- [WHAT YOU NEED TO DO]:
a: Reproduce verbatim the part of the deficiency report below that opens with the words containing "Deficiency #13" and closes with "not involve residents.".
b: Write the next portion of the deficiency report below, picking up right after its final sentence.

Rule/Regulation Violated:
A. A manager shall ensure that:
2. The disaster plan required in subsection (A)(1) is reviewed at least once every 12 months;
Evidence/Findings:
Based on documentation review and interview, the manager failed to ensure that the disaster plan was reviewed at least once every 12 months.

Findings include:
1. Review of facility documentation failed to reveal that the disaster plan had been reviewed at least once every 12 months.
2. During an interview, E1 acknowledged that the required documentation was not available for review.

Deficiency #12

Rule/Regulation Violated:
A. A manager shall ensure that:
4. A disaster drill for employees is conducted on each shift at least once every three months and documented;
Evidence/Findings:
Based on documentation review and interview, the manager failed to ensure that a disaster drill for employees was conducted on each shift at least once every three months and documented.

Findings include:
1. Facility documentation failed to reflect that disaster drills had been conducted.
2. During an interview, E1 acknowledged that no documentation of employee disaster drills was available for review.

Deficiency #13

Rule/Regulation Violated:
A. A manager shall ensure that:
5. An evacuation drill for employees and residents:
a. Is conducted at least once every six months; and
Evidence/Findings:
Based on documentation review and interview, the manager failed to ensure that an evacuation drill for residents was conducted at least once every six months.

Findings include:
1. Twelve months of facility evacuation drill documentation was requested. Review of the evacuation drill documentation provided failed to reveal that resident evacuation drills had been conducted. The only evacuation drill documentation available for review was for employees only, and these drills did not involve residents.
2. During an interview, E1 acknowledged the requested documentation was not available for review.

Deficiency #14

Rule/Regulation Violated:
A. A manager shall ensure that:
6. Documentation of each evacuation drill is created, is maintained for at least 12 months after the date of the evacuation drill, and includes:
b. The amount of time taken for employees and residents to evacuate the assisted living facility;
Evidence/Findings:
Based on documentation review and interview, the manager failed to ensure that documentation of each evacuation drill was created and maintained for 12 months after the date of the evacuation drill that included the amount of time taken for employees to evacuate the assisted living facility.

- [DATA FOR ANALYSIS]:
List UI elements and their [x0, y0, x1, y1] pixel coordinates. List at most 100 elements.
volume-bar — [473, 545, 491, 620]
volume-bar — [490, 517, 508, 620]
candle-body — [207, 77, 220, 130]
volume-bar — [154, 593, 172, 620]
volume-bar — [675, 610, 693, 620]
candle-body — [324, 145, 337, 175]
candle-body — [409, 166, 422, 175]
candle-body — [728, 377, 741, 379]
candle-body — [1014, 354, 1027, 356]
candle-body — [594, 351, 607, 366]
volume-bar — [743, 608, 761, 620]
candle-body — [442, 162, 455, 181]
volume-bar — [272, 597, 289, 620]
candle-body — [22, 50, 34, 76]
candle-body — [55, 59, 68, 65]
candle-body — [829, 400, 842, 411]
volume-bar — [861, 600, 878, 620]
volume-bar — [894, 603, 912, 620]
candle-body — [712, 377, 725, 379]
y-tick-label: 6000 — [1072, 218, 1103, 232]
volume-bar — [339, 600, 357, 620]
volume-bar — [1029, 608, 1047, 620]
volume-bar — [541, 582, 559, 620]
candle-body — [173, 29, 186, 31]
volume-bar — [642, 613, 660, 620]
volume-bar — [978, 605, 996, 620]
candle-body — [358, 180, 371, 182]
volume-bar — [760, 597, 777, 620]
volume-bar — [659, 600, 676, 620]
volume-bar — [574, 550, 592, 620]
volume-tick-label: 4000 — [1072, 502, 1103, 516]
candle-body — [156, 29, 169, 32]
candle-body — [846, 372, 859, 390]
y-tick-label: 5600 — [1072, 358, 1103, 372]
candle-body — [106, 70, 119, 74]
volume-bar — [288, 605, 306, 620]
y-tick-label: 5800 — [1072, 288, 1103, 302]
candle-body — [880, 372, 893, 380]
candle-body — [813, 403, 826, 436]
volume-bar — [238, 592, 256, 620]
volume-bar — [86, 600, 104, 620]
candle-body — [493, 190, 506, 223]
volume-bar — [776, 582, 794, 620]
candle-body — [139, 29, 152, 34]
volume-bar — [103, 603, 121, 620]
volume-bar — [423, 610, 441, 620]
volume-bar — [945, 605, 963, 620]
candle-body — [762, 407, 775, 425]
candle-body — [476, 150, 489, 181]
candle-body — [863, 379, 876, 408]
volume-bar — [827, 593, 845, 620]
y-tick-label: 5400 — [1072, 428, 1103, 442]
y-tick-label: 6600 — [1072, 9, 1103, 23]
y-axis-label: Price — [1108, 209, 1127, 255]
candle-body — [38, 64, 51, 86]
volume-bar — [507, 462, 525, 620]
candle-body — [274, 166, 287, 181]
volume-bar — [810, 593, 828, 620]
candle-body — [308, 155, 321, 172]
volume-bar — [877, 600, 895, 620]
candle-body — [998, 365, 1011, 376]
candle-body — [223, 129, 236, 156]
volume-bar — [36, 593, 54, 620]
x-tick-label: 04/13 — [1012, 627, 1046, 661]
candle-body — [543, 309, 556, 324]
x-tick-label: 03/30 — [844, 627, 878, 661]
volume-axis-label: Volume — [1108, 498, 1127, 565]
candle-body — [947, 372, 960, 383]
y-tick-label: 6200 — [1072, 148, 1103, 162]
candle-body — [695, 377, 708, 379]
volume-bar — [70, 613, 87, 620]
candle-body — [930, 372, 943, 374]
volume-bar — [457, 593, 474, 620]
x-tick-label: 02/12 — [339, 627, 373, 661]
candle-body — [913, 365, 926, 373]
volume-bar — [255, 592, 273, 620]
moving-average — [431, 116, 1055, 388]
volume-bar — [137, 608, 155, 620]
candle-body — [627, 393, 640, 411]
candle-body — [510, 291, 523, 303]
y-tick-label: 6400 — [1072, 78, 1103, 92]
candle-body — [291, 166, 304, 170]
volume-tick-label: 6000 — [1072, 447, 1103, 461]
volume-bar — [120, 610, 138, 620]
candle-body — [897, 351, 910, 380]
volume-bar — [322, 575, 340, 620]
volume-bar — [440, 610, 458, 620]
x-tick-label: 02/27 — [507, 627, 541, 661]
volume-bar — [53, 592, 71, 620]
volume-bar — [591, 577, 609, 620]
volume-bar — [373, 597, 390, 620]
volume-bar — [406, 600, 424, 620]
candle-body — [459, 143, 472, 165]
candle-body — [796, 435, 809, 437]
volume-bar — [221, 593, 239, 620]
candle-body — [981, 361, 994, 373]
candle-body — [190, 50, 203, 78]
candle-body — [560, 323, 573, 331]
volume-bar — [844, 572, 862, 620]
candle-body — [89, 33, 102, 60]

- [RESPONSES IN ORDER]:
a:
Deficiency #13

Rule/Regulation Violated:
A. A manager shall ensure that:
5. An evacuation drill for employees and residents:
a. Is conducted at least once every six months; and
Evidence/Findings:
Based on documentation review and interview, the manager failed to ensure that an evacuation drill for residents was conducted at least once every six months.

Findings include:
1. Twelve months of facility evacuation drill documentation was requested. Review of the evacuation drill documentation provided failed to reveal that resident evacuation drills had been conducted. The only evacuation drill documentation available for review was for employees only, and these drills did not involve residents.

b:
Findings include:
1. Facility evacuation drill documentation for the past 12 months was reviewed. The documentation failed to reveal the amount of time taken for employees to evacuate the facility for the following dates in 2023: March 16, May 30, June 30, July 20, August 25 and September 28.
2. During an interview, E1 acknowledged the required documentation was not available for review.

Deficiency #15

Rule/Regulation Violated:
E. A manager of an assisted living center shall ensure that:
3. A fire inspection is conducted by a local fire department or the State Fire Marshal before licensing and according to the time-frame established by the local fire department or the State Fire Marshal;
Evidence/Findings:
Based on documentation review and interview, the manager failed to ensure that a fire inspection was conducted by the local fire department or the State Fire Marshal according to the time-frame established by the local fire department or the State Fire Marshal.

Findings include:
1. Facility documentation indicated the last fire inspection was conducted by the local fire department on April 27, 2022.
2. During an interview with a representative from the local Fire Department it was determined that fire inspections are required on an annual basis.
3. During an interview, E1 acknowledged that the facility did not have documentation indicating that a fire inspection had been conducted as required by the fire authority.

INSP-0090034

Complete
Date: 3/22/2023
Type: Complaint
Worksheet: Assisted Living Center
SOD Sent: 2023-04-05

Summary:

No deficiencies were found during the investigation of complaint #AZ00189957 conducted on March 22, 2023.

✓ No deficiencies cited during this inspection.